__Texto extraído__
El fútbol es lo único importante es el título de la segunda obra de mi compañero zendiano Miguel Santamarina. Empecé el libro pensando rebatir tal afirmación y lo finalizo dándole la razón, a mi pesar. ¿Y por qué le tengo que dar la razón? Pues por la innegable simbiosis entre este deporte con los sentimientos (euforia o depresión, triunfo o fracaso) y con el dinero. No hay nada como la emotividad y el capital, en combinación o por separado, para unir o alejar a las personas.
El autor se mueve ágil por el terreno de juego, tiene un estilo único, directo. No es un jugador endiosado. Es un jugador cercano, de equipo local, que sale a saludar a sus paisanos y tras acabar el partido se va al mismo bar de siempre a tomarse unas tapas. Eso que traslada y transmite escribiendo Miguel Santamarina engancha. Se nota que ama y conoce bien el fútbol. El libro está lleno de historias, anécdotas y reflexiones interesantes sobre qué significa este deporte y todo lo que mueve. Y yo, que soy una absoluta renegada e ignorante en este tema, he acabado buscando vídeos para ver las hazañas futbolísticas de algunos cracks. Acaba una comprendiendo ese sentido de la colectividad que quizá tan solo la música logre a esos niveles. O la política y la guerra. Mientras leo regresan a mi memoria los años ochenta, aquellos domingos por la tarde cuyo tedio se rompía cuando los mayores veían el partido de turno, entre cervezas, cacahuetes y bolsas de patatas chips. El recuerdo de un viejo póster en el que se distinguía una melena rizada (Maradona) y otra rubia (Schuster)… El Futbol Club Barcelona, antes de que fuera més que un club.
Te preguntarás qué sentido tiene tirar de una ristra de perdedores para atacar el capitalismo salvaje del fútbol. Por qué utilizar a futbolistas que no han conseguido triunfar. Porque me han hecho disfrutar.
El fútbol popular ha logrado lo más importante: devolver la sonrisa al aficionado. Y lo ha hecho de una forma sencilla. Le ha dado el balón; le ha demostrado que él también es una parte importante y fundamental del juego.

__Solicitud 1__
Cita literalmente las líneas de las entradas desde la que contiene "- branch-label-ng: NG: [656, 135, 683, 155]" hasta la que contiene "- symptom-letter: D: [36, 36, 54, 62]", ambas incluidas.
La reseña no guarda ninguna relación con las entradas.

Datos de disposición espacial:

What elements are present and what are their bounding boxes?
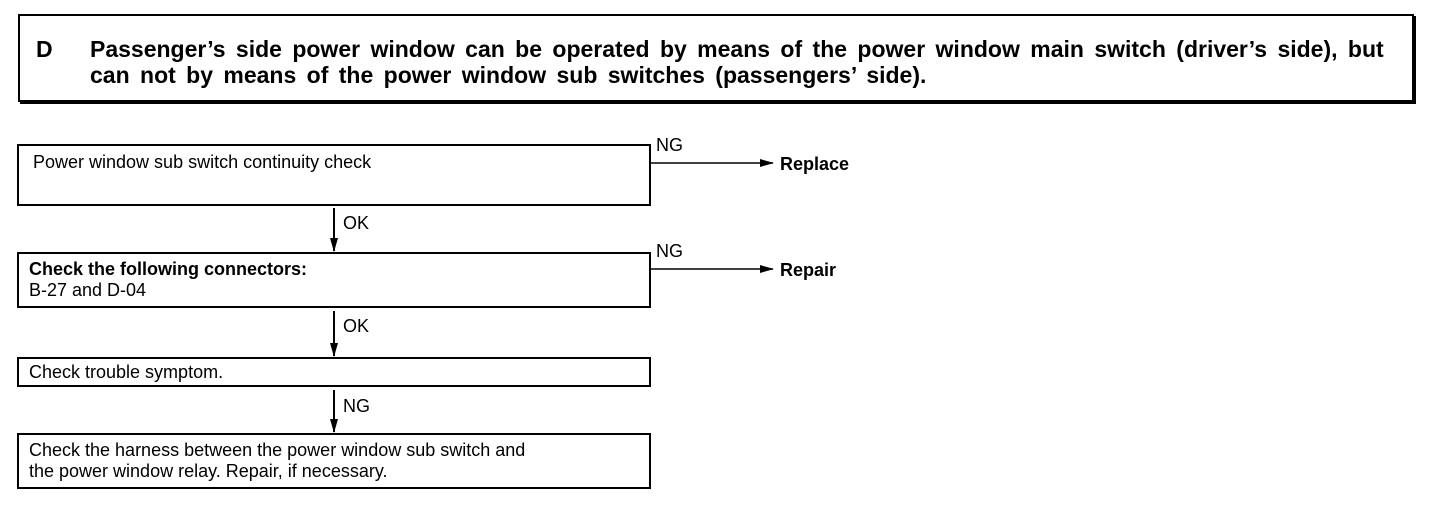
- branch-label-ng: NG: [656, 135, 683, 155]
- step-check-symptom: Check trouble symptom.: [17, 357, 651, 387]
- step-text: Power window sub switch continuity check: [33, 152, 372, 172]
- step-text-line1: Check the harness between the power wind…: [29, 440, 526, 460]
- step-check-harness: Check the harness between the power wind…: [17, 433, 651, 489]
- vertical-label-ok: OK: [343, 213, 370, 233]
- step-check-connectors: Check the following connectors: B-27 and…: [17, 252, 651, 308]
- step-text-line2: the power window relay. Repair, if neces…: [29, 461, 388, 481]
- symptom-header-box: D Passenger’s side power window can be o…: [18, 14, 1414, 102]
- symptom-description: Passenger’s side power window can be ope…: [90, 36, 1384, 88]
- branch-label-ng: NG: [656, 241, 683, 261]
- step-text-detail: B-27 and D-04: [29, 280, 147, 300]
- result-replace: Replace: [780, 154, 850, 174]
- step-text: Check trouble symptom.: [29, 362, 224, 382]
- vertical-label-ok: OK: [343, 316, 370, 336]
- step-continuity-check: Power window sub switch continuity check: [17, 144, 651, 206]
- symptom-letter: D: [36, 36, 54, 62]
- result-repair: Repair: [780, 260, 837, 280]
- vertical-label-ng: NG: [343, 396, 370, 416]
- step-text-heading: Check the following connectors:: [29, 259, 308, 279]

__Solicitud 2__
Imprime sin cambios el fragmento de la reseña que va desde "Te preguntarás qué" hasta "fundamental del juego.", incluido este último.

__Respuesta completa 1__
- branch-label-ng: NG: [656, 135, 683, 155]
- step-check-symptom: Check trouble symptom.: [17, 357, 651, 387]
- step-text: Power window sub switch continuity check: [33, 152, 372, 172]
- step-text-line1: Check the harness between the power wind…: [29, 440, 526, 460]
- step-check-harness: Check the harness between the power wind…: [17, 433, 651, 489]
- vertical-label-ok: OK: [343, 213, 370, 233]
- step-check-connectors: Check the following connectors: B-27 and…: [17, 252, 651, 308]
- step-text-line2: the power window relay. Repair, if neces…: [29, 461, 388, 481]
- symptom-header-box: D Passenger’s side power window can be o…: [18, 14, 1414, 102]
- symptom-description: Passenger’s side power window can be ope…: [90, 36, 1384, 88]
- branch-label-ng: NG: [656, 241, 683, 261]
- step-text-detail: B-27 and D-04: [29, 280, 147, 300]
- result-replace: Replace: [780, 154, 850, 174]
- step-text: Check trouble symptom.: [29, 362, 224, 382]
- vertical-label-ok: OK: [343, 316, 370, 336]
- step-continuity-check: Power window sub switch continuity check: [17, 144, 651, 206]
- symptom-letter: D: [36, 36, 54, 62]

__Respuesta completa 2__
Te preguntarás qué sentido tiene tirar de una ristra de perdedores para atacar el capitalismo salvaje del fútbol. Por qué utilizar a futbolistas que no han conseguido triunfar. Porque me han hecho disfrutar.
El fútbol popular ha logrado lo más importante: devolver la sonrisa al aficionado. Y lo ha hecho de una forma sencilla. Le ha dado el balón; le ha demostrado que él también es una parte importante y fundamental del juego.